>> Begin Selected excerpt

25 June 2005: Lester, Amerika; or The Disappearance

American Repertory Theatre, Cambridge, in association with Theatre de la Jeune Lune. After the novel by Franz Kafka. Directed by Dominique Serrand

Gideon Lester is associate artistic director of ART. He is a Britisher, thirty-five years old, former dramaturg of ART, and a translator and adapter of other works. There would seem to be some talent in this resumé, but this adaptation of Kafka’s novel is curiously and disappointingly lifeless. I have not read the novel and so cannot judge such questions as fidelity to the original idea. One can see in Lester’s text an effort to catch a sort of paranoid guilt on the part of the central character, Karl Rossman (Nathan Keepers), who was forced to flee his native Germany, leaving behind a servant girl who seduced him and is carrying his child; he arrives in America — called “Amerika” by Kafka to distinguish fantasy from reality (Kafka had never been to the USA at the time of writing the novel) — falls in with a lot of bad types, and sort of disappears. I say “sort of” because there is a kind of apotheosis — could we say dystheosis”? — at the end, in which Karl, dressed in a costume reminiscent of prison garb, is raised up into darkness and, yes, disappears. Perhaps Karl’s journey into the ether is supposed to be ineffably mysterious, but it is more like just plain perplexing. And the action up to that point seems purely episodic. We don’t sense any rationale or logic to the various encounters Karl has with American-style shysters and nogoodniks who are out to cheat him or fleece him and with whom he insists on making com­prom­ises that are quite demeaning or self-destructive.

What was the point of it all? Karl’s character seems entirely linear — he is a kind of existential Johnny OneNote, about whom we wish we could come to care, but we don’t. The other characters seem to be not really characters but just hollow roles (the Frenchman, the prostitute, the con man, the cook) who are there because Kafka had them in his novel and so Lester dutifully put them into his script.

The resources of the ART and its fine, well-equipped and very high stage are used, as one would expect, very well (the production standard is always high here). The result is a kind of theatricalist erector set of a stage, with tall scaffold­ing-like structures reminiscent of early twentieth-century mechanistic styles (“constructivist”), pressed into latter-day service here to suggest an oppressive, expressionistic environment in which people, especially the central character, are caught and rendered helpless, the prey of unnamed exterior forces that are there for no good. We can see off-stage, and at one point the con man Robinson (played by Thomas Derrah with his usual “watch me” mannered aplomb) can be seen at the extreme up-left point of the stage, half-way up the spiral staircase leading to the grid, drinking a martini. This is called “Theatricalism” in the text­books. And at a late point, in the penultimate scene, the characters drop out of character (to the extent that they have ever been in character) and meander about the stage, saying hello how are you to a bewildered Karl and a rather bored audience. So we are put on notice that this is all artifice. Thanks very much.

>> End Selected excerpt

:: Task 1 ::
In the review of the Amerika production, which actor plays Karl Rossman?
:: Task 2 ::
Write the next paragraph of the review of the Amerika production, picking up after its final sentence.
The material after the review comes from a separate, unrelated source.

>> Begin Listing

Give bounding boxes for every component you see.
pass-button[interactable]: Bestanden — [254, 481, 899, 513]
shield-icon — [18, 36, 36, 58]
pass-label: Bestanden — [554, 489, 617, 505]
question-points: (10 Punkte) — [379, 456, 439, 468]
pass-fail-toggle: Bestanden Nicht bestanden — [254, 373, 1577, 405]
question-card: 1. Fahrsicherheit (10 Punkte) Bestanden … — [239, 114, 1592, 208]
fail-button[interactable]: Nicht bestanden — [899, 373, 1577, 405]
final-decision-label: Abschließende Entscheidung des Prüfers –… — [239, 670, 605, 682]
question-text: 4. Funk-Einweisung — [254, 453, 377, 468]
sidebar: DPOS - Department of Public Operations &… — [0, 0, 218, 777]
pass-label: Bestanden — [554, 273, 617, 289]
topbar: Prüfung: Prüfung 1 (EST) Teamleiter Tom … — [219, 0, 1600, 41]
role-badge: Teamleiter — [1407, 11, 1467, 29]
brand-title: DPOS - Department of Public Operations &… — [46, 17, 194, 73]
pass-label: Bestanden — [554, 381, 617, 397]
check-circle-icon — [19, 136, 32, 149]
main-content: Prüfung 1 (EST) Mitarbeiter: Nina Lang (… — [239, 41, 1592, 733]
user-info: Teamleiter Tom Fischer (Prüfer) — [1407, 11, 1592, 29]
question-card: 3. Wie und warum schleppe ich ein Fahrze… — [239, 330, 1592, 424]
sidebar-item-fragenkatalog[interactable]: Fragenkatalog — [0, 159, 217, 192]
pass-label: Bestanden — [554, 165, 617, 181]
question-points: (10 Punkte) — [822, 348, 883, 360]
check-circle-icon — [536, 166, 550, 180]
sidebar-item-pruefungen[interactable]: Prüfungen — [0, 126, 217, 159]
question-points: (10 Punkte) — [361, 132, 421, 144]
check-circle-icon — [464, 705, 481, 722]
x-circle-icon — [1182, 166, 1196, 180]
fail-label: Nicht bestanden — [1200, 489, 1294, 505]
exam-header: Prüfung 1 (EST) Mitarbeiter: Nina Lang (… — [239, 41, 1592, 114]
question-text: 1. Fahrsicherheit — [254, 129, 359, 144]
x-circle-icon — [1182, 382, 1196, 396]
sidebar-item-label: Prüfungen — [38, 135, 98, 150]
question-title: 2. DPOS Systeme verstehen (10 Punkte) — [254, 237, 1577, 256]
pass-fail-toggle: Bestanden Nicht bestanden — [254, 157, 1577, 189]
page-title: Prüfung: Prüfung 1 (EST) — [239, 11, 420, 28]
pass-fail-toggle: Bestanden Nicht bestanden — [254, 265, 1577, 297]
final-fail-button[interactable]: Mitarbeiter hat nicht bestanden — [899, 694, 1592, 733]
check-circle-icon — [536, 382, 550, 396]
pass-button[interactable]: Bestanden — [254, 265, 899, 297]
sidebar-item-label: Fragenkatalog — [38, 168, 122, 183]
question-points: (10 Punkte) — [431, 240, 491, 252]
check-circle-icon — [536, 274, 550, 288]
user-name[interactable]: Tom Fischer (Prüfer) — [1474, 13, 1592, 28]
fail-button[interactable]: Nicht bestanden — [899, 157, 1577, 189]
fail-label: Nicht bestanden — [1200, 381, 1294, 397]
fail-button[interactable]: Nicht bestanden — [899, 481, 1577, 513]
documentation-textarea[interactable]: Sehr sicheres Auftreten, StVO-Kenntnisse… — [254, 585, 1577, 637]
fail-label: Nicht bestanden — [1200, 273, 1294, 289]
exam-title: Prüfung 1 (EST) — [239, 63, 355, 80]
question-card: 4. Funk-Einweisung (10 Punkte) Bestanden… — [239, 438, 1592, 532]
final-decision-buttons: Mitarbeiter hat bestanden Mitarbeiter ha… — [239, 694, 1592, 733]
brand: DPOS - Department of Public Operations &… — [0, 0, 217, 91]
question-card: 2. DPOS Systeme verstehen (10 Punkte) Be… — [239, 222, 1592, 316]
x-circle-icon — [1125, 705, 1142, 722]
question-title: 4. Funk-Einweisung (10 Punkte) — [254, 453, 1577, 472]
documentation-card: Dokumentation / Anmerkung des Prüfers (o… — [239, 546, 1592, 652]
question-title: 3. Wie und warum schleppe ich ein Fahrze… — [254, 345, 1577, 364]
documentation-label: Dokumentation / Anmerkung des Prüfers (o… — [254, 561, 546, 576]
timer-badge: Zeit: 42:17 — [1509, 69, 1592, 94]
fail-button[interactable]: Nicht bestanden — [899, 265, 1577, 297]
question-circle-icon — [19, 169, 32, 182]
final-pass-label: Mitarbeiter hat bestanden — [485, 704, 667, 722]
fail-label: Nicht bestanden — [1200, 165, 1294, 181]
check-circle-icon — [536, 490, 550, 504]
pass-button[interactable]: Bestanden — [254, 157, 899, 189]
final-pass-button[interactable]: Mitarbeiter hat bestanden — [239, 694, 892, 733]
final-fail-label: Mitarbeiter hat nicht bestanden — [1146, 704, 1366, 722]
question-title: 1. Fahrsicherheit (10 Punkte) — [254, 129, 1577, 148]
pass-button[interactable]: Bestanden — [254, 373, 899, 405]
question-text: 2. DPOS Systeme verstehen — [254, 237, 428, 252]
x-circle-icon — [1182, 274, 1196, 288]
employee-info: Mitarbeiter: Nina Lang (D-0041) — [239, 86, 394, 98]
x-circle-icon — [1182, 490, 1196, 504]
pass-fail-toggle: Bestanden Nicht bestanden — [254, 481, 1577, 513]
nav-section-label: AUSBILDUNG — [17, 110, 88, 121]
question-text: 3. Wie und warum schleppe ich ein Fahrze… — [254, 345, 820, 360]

>> End Listing

:: Task response 1 ::
Nathan Keepers

:: Task response 2 ::
I should mention that there is a narrator character, played by Sarah Agnew — character name is Fanny — in a nearly neutral yet slightly sympathetic way that seems right for the part. At frequent intervals she catches us up on the plot, without commenting too much on it. I suppose this was Lester’s way of allowing the play to trail its fictional origins onto the stage. The problem in this case, how­ever, was that the format of a “story” partly narrated and mostly dramatized assumed that there was actually a story there; but the audience was never let in on what that story was. We were no less clueless about what was next, and why, than poor Karl himself. Is there something more than this in the novel? Is there humor in the novel, the humor generated by absurdity? I will have to read it some­day and find out. The publicity about the play suggested that the audience would find the play funny; but this audience, at least, did not. There was a cer­tain amount of grotesqueness to the proceedings, but it wasn’t really funny. There was a certain amount of physicality also, which spoke of the influence of Serrand, Artistic Director and co-founder of Jeune Lune. But it was finally all to no discernible purpose. Misconceived, misjudged, all of that effort, and some pretty good performances to boot, and nobody could care. Sad.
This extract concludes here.